A run of records
╭──
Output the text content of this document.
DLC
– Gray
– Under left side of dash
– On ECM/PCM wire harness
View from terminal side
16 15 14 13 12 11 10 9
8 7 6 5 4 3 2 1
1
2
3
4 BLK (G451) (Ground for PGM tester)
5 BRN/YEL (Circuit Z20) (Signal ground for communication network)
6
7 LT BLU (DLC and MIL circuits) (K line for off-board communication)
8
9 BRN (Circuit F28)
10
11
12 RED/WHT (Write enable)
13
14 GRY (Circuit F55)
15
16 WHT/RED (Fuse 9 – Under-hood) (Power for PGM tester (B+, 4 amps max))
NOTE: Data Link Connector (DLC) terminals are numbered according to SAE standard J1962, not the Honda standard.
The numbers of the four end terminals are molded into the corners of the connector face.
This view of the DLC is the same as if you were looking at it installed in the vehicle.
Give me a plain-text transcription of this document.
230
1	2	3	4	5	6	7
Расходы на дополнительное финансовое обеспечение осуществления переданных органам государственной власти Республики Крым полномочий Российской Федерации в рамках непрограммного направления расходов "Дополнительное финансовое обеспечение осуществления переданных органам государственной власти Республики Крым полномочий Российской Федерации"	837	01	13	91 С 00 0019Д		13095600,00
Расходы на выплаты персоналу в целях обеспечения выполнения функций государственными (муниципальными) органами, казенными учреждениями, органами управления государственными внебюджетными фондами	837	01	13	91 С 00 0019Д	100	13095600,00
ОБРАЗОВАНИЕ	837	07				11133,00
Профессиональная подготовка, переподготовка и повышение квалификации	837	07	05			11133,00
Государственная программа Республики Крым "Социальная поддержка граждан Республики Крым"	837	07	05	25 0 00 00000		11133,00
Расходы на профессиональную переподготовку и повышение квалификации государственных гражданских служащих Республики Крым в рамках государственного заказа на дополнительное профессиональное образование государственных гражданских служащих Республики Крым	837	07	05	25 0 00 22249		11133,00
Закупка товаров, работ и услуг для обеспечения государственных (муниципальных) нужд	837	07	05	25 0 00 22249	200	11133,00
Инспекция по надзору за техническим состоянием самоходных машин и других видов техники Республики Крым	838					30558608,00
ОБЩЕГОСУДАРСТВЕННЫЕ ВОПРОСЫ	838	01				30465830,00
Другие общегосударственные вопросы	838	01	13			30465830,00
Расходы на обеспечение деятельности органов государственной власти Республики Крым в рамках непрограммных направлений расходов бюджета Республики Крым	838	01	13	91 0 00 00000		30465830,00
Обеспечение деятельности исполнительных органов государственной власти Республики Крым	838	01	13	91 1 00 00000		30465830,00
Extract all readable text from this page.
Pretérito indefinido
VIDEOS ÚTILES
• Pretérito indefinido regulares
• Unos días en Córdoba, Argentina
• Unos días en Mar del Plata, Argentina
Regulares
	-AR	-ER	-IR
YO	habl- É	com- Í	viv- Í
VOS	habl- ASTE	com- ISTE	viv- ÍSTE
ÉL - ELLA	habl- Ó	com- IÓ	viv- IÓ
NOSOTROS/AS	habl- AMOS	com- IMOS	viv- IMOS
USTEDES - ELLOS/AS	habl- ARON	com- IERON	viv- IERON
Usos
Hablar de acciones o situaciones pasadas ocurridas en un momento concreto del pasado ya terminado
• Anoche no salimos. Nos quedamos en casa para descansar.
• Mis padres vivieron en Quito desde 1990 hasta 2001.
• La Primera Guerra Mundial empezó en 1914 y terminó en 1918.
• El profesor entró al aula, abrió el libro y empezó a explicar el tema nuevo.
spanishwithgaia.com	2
╰──
### Instructions for the task
Count the lines above in which the word "квалификации" appears, then state only that count.

### Output
2